Task directions:
Will you copy out each of the lines below word for word, leaving out the pictures?

Given entries:
══════
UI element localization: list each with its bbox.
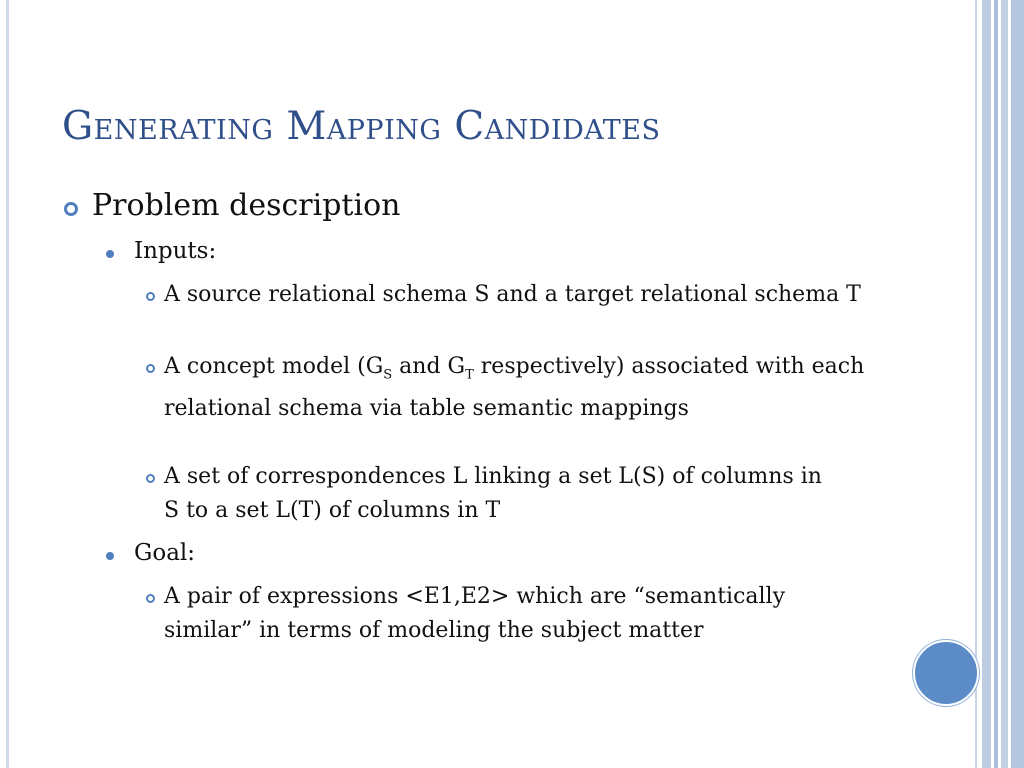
level3-bullet-icon — [146, 474, 155, 483]
input-item-correspondences: A set of correspondences L linking a set L(S) of columns in S to a set L(T) of columns in T — [164, 464, 822, 523]
level2-bullet-icon — [106, 552, 114, 560]
goal-label: Goal: — [134, 540, 196, 566]
input-item2-text-c: respectively) associated with each relational schema via table semantic mappings — [164, 354, 865, 422]
goal-item: A pair of expressions <E1,E2> which are “semantically similar” in terms of modeling the subject matter — [164, 584, 786, 643]
level1-bullet-icon — [64, 202, 78, 216]
decorative-circle — [913, 640, 979, 706]
input-item-source-target: A source relational schema S and a target relational schema T — [164, 282, 861, 307]
slide-title: Generating Mapping Candidates — [62, 104, 661, 149]
decorative-side-bar — [982, 0, 991, 768]
level3-bullet-icon — [146, 594, 155, 603]
decorative-side-bar — [975, 0, 977, 768]
decorative-side-bar — [1011, 0, 1024, 768]
input-item2-text-b: and G — [392, 354, 466, 379]
level2-bullet-icon — [106, 250, 114, 258]
level3-bullet-icon — [146, 292, 155, 301]
left-frame-line — [6, 0, 9, 768]
decorative-side-bar — [994, 0, 998, 768]
input-item-concept-model — [164, 350, 874, 426]
heading-problem-description: Problem description — [92, 188, 401, 223]
input-item2-sub-s: S — [383, 367, 393, 383]
input-item2-sub-t: T — [465, 367, 474, 383]
level3-bullet-icon — [146, 364, 155, 373]
decorative-side-bar — [1001, 0, 1008, 768]
inputs-label: Inputs: — [134, 238, 217, 264]
input-item2-text-a: A concept model (G — [164, 354, 384, 379]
══════
Right answer:
UI element localization: list each with its bbox.
level3-bullet-icon — [146, 474, 155, 483]
input-item-correspondences: A set of correspondences L linking a set L(S) of columns in S to a set L(T) of columns in T — [164, 464, 822, 523]
level2-bullet-icon — [106, 552, 114, 560]
goal-label: Goal: — [134, 540, 196, 566]
input-item2-text-c: respectively) associated with each relational schema via table semantic mappings — [164, 354, 865, 422]
goal-item: A pair of expressions <E1,E2> which are “semantically similar” in terms of modeling the subject matter — [164, 584, 786, 643]
level1-bullet-icon — [64, 202, 78, 216]
decorative-circle — [913, 640, 979, 706]
input-item-source-target: A source relational schema S and a target relational schema T — [164, 282, 861, 307]
slide-title: Generating Mapping Candidates — [62, 104, 661, 149]
decorative-side-bar — [982, 0, 991, 768]
level3-bullet-icon — [146, 594, 155, 603]
decorative-side-bar — [975, 0, 977, 768]
decorative-side-bar — [1011, 0, 1024, 768]
input-item2-text-b: and G — [392, 354, 466, 379]
level2-bullet-icon — [106, 250, 114, 258]
level3-bullet-icon — [146, 292, 155, 301]
left-frame-line — [6, 0, 9, 768]
decorative-side-bar — [994, 0, 998, 768]
input-item-concept-model — [164, 350, 874, 426]
heading-problem-description: Problem description — [92, 188, 401, 223]
input-item2-sub-s: S — [383, 367, 393, 383]
input-item2-sub-t: T — [465, 367, 474, 383]
level3-bullet-icon — [146, 364, 155, 373]
decorative-side-bar — [1001, 0, 1008, 768]
inputs-label: Inputs: — [134, 238, 217, 264]
input-item2-text-a: A concept model (G — [164, 354, 384, 379]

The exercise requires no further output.